WRITTEN EXERCISE 1 -
In the music blog excerpt, who plays the melodic bass on "True Faith"?

BEGIN SOURCE EXTRACT

Saturday, May 11, 2019

#10. One-hit Wonders: "I Know" - Dionne Farris (1995)

Was there a decade that produced more high-end one-hit wonders? My vote goes to the 90s. Easily...

"I Know" by Dionne Farris is an irresistible feel-good groove. The highlight is the epic bridge, taking an already solid tune into the stratosphere. Lightning in a bottle.

Sunday, March 31, 2019

#1. "True Faith" - New Order (1987)

I always feel so extraordinary when I listen to this song. 

An addictive song about dealing with addictions, "True Faith" by New Order has always been a go-to track throughout the years.

First, and as corny as it may sound, "True Faith" got me through my first breakup. 

Musically, it's a band playing at its peak in 1987 with everyone making notable contributions: from Stephen Morris' dramatic drumming to Peter Hook's melodic bass and Gillian Gilbert's danceable synths. 

The surreal video shows costumed dancers slapping each other and hopping on gym mats to the beat of the tune.

It's also the song that cracked the band in North America. 

But it's Bernard Sumner's honest vocal delivery of poignant and edgy lyrics about the struggle we all experience that puts this track over the top. 

The "morning sun" take on the old adage of a "tomorrow's another dayis proof we all get another chance.  

Fave lyrics: "I feel so extraordinary / Something's got a hold on me / I get this feeling I'm in motion / A sudden sense of liberty"

END SOURCE EXTRACT
BEGIN INFORMATION SUPPLIED

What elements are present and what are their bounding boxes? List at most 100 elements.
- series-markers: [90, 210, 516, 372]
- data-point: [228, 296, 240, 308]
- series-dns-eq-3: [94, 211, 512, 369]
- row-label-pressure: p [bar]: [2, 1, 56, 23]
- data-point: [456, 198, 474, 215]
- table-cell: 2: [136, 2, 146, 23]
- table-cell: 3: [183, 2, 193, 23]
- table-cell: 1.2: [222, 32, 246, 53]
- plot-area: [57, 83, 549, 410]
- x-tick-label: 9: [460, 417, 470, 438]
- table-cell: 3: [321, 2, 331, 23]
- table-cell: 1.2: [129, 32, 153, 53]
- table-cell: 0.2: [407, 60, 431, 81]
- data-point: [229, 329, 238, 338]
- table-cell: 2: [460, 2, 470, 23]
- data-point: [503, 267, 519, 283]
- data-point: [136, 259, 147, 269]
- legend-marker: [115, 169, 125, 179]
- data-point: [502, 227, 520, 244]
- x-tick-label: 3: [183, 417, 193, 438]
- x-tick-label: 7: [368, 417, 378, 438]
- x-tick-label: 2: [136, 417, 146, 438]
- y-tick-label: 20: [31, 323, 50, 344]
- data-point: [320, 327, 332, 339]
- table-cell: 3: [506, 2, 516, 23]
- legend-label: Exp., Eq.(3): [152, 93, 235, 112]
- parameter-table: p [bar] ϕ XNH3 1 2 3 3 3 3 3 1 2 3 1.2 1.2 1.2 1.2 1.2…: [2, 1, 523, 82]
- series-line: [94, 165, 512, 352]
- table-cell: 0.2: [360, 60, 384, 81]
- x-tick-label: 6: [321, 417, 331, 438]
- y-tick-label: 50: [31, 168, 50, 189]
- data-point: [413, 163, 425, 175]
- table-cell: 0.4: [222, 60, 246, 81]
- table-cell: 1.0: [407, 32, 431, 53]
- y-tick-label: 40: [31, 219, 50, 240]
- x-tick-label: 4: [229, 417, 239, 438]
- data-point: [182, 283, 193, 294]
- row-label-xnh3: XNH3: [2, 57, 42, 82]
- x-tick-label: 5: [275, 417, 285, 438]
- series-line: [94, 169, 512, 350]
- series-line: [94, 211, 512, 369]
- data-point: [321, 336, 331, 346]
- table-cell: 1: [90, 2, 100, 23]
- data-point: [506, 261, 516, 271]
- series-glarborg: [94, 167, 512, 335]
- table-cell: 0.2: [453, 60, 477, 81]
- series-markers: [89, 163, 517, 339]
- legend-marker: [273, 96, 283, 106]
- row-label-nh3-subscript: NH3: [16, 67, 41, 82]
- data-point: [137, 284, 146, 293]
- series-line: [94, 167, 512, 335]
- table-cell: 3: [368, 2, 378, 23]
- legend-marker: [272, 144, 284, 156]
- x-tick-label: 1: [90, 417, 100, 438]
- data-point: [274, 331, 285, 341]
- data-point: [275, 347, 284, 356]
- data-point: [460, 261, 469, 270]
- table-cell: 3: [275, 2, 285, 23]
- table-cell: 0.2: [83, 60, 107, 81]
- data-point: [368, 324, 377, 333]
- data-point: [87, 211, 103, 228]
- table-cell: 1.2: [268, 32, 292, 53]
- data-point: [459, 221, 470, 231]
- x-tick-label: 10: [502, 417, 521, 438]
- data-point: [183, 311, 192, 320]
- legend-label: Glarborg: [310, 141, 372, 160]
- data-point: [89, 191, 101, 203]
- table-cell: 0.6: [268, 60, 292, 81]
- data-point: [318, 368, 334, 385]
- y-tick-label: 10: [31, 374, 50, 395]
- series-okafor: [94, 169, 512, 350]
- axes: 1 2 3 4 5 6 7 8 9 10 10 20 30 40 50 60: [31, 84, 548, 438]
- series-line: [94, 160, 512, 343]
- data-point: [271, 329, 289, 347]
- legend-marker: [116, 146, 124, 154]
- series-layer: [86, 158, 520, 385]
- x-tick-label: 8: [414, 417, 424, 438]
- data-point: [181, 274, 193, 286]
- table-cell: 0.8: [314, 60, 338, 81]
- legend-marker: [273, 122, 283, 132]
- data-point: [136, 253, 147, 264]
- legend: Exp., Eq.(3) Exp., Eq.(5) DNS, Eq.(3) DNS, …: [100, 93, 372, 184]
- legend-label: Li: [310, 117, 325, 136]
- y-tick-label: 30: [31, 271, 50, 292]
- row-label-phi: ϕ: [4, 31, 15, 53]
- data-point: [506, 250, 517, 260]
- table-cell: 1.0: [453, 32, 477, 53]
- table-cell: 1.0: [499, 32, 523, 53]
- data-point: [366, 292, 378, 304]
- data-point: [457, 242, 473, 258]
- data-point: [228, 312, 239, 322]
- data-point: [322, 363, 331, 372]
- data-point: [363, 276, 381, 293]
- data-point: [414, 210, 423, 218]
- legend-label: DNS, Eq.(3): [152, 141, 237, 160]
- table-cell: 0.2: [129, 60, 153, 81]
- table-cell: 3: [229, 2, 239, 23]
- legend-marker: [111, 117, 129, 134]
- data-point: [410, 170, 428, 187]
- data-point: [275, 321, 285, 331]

END INFORMATION SUPPLIED

WRITTEN EXERCISE 2 -
Please copy word for word the rows from the first line of the dataset entries through the line that contains "- plot-area: [57, 83, 549, 410]", with both of those lines included.

WRITTEN SOLUTION 1 -
Peter Hook

WRITTEN SOLUTION 2 -
What elements are present and what are their bounding boxes? List at most 100 elements.
- series-markers: [90, 210, 516, 372]
- data-point: [228, 296, 240, 308]
- series-dns-eq-3: [94, 211, 512, 369]
- row-label-pressure: p [bar]: [2, 1, 56, 23]
- data-point: [456, 198, 474, 215]
- table-cell: 2: [136, 2, 146, 23]
- table-cell: 3: [183, 2, 193, 23]
- table-cell: 1.2: [222, 32, 246, 53]
- plot-area: [57, 83, 549, 410]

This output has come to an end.